=== Records from a dataset ===
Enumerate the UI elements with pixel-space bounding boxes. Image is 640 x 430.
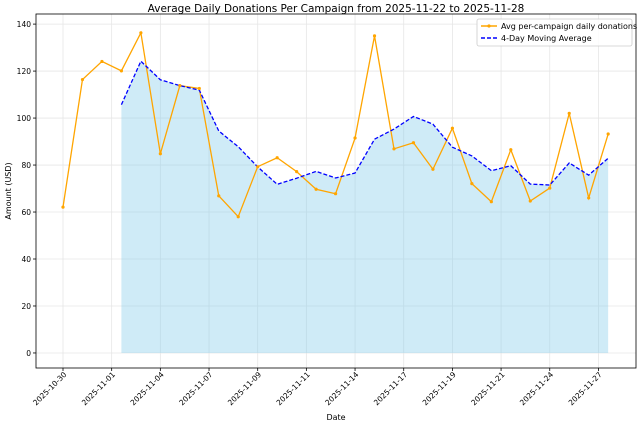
donations-point [509, 148, 513, 152]
donations-point [80, 77, 85, 82]
x-tick-label: 2025-11-17 [372, 370, 409, 407]
donations-point [314, 187, 318, 191]
donations-point [567, 111, 571, 115]
x-tick-label: 2025-11-14 [323, 370, 360, 407]
x-tick-label: 2025-11-04 [129, 370, 166, 407]
y-tick-label: 80 [21, 161, 31, 170]
x-axis: 2025-10-30 2025-11-01 2025-11-04 2025-11-07… [31, 368, 604, 407]
x-tick-label: 2025-11-21 [469, 370, 506, 407]
y-tick-label: 40 [21, 255, 31, 264]
x-tick-label: 2025-11-11 [275, 370, 312, 407]
donations-point [295, 170, 299, 174]
x-axis-label: Date [326, 413, 345, 422]
legend-marker-donations [487, 24, 491, 28]
y-tick-label: 0 [26, 349, 31, 358]
donations-point [353, 136, 357, 140]
donations-point [431, 167, 435, 171]
y-tick-label: 100 [17, 114, 32, 123]
donations-point [217, 194, 221, 198]
donations-point [61, 205, 65, 209]
x-tick-label: 2025-11-24 [518, 370, 555, 407]
y-tick-label: 120 [17, 67, 32, 76]
x-tick-label: 2025-11-09 [226, 370, 263, 407]
donations-point [606, 132, 610, 136]
moving-average-line [120, 60, 609, 186]
donations-point [100, 59, 104, 64]
plot-frame [35, 13, 637, 369]
donations-point [333, 192, 338, 196]
y-axis: 0 20 40 60 80 100 120 140 [17, 20, 36, 358]
donations-point [178, 84, 182, 88]
donations-point [450, 126, 454, 130]
moving-average-area [121, 61, 609, 353]
x-tick-label: 2025-11-19 [421, 370, 458, 407]
legend-box [476, 18, 633, 47]
grid [36, 14, 636, 368]
donations-point [139, 31, 143, 35]
x-tick-label: 2025-10-30 [31, 370, 68, 407]
donations-point [275, 156, 279, 160]
legend-label-moving-average: 4-Day Moving Average [501, 34, 592, 43]
donations-point [411, 141, 416, 145]
y-axis-label: Amount (USD) [4, 162, 13, 219]
donations-point [197, 86, 201, 91]
x-tick-label: 2025-11-07 [177, 370, 214, 407]
y-tick-label: 60 [21, 208, 31, 217]
donations-point [119, 69, 124, 73]
x-tick-label: 2025-11-27 [567, 370, 604, 407]
donations-point [392, 147, 396, 151]
donations-point [528, 199, 532, 203]
chart-title: Average Daily Donations Per Campaign fro… [148, 3, 525, 15]
donations-point [548, 186, 552, 190]
donations-point [470, 182, 474, 186]
y-tick-label: 140 [17, 20, 32, 29]
donations-point [256, 165, 260, 169]
moving-average-fill [121, 61, 609, 353]
donations-point [489, 200, 493, 204]
x-tick-label: 2025-11-01 [80, 370, 117, 407]
donations-point [158, 152, 162, 156]
legend-label-donations: Avg per-campaign daily donations [501, 22, 637, 31]
y-tick-label: 20 [21, 302, 31, 311]
donations-point [372, 34, 377, 38]
data-points [61, 31, 610, 219]
donations-point [587, 196, 591, 200]
donations-point [236, 215, 240, 219]
legend: Avg per-campaign daily donations 4-Day M… [476, 18, 637, 47]
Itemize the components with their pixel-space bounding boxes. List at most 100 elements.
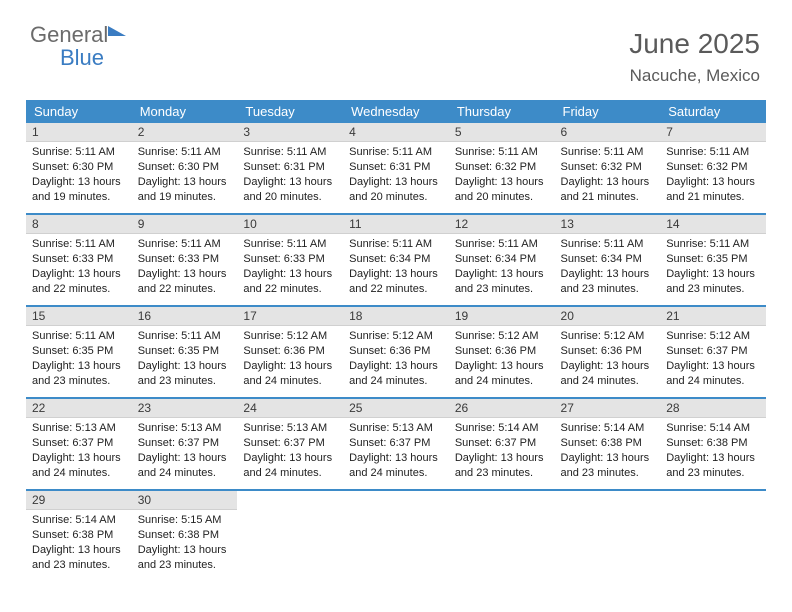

=== Exercise brief ===
Retype every line of the material above without changing anything, and leave the pictures out of your answer.

=== Result of the task ===
Enumerate the UI elements with pixel-space bounding boxes. Image is 640 x 430.
donations-point [509, 148, 513, 152]
donations-point [80, 77, 85, 82]
x-tick-label: 2025-11-17 [372, 370, 409, 407]
donations-point [314, 187, 318, 191]
donations-point [567, 111, 571, 115]
x-tick-label: 2025-11-14 [323, 370, 360, 407]
x-tick-label: 2025-11-04 [129, 370, 166, 407]
y-tick-label: 80 [21, 161, 31, 170]
x-axis: 2025-10-30 2025-11-01 2025-11-04 2025-11-07… [31, 368, 604, 407]
x-tick-label: 2025-11-21 [469, 370, 506, 407]
y-tick-label: 40 [21, 255, 31, 264]
x-tick-label: 2025-11-11 [275, 370, 312, 407]
donations-point [295, 170, 299, 174]
x-axis-label: Date [326, 413, 345, 422]
legend-marker-donations [487, 24, 491, 28]
y-tick-label: 0 [26, 349, 31, 358]
donations-point [353, 136, 357, 140]
donations-point [431, 167, 435, 171]
y-tick-label: 100 [17, 114, 32, 123]
donations-point [217, 194, 221, 198]
donations-point [61, 205, 65, 209]
x-tick-label: 2025-11-24 [518, 370, 555, 407]
y-tick-label: 120 [17, 67, 32, 76]
x-tick-label: 2025-11-09 [226, 370, 263, 407]
donations-point [606, 132, 610, 136]
moving-average-line [120, 60, 609, 186]
donations-point [100, 59, 104, 64]
plot-frame [35, 13, 637, 369]
donations-point [333, 192, 338, 196]
y-axis: 0 20 40 60 80 100 120 140 [17, 20, 36, 358]
donations-point [178, 84, 182, 88]
donations-point [450, 126, 454, 130]
moving-average-area [121, 61, 609, 353]
x-tick-label: 2025-11-19 [421, 370, 458, 407]
legend-box [476, 18, 633, 47]
grid [36, 14, 636, 368]
donations-point [139, 31, 143, 35]
x-tick-label: 2025-10-30 [31, 370, 68, 407]
donations-point [275, 156, 279, 160]
legend-label-moving-average: 4-Day Moving Average [501, 34, 592, 43]
donations-point [411, 141, 416, 145]
y-axis-label: Amount (USD) [4, 162, 13, 219]
donations-point [197, 86, 201, 91]
x-tick-label: 2025-11-07 [177, 370, 214, 407]
y-tick-label: 60 [21, 208, 31, 217]
donations-point [119, 69, 124, 73]
x-tick-label: 2025-11-27 [567, 370, 604, 407]
donations-point [392, 147, 396, 151]
donations-point [528, 199, 532, 203]
chart-title: Average Daily Donations Per Campaign fro… [148, 3, 525, 15]
donations-point [548, 186, 552, 190]
donations-point [470, 182, 474, 186]
y-tick-label: 140 [17, 20, 32, 29]
donations-point [256, 165, 260, 169]
moving-average-fill [121, 61, 609, 353]
donations-point [489, 200, 493, 204]
x-tick-label: 2025-11-01 [80, 370, 117, 407]
donations-point [158, 152, 162, 156]
legend-label-donations: Avg per-campaign daily donations [501, 22, 637, 31]
y-tick-label: 20 [21, 302, 31, 311]
donations-point [372, 34, 377, 38]
data-points [61, 31, 610, 219]
donations-point [587, 196, 591, 200]
donations-point [236, 215, 240, 219]
legend: Avg per-campaign daily donations 4-Day M… [476, 18, 637, 47]
Itemize the components with their pixel-space bounding boxes. List at most 100 elements.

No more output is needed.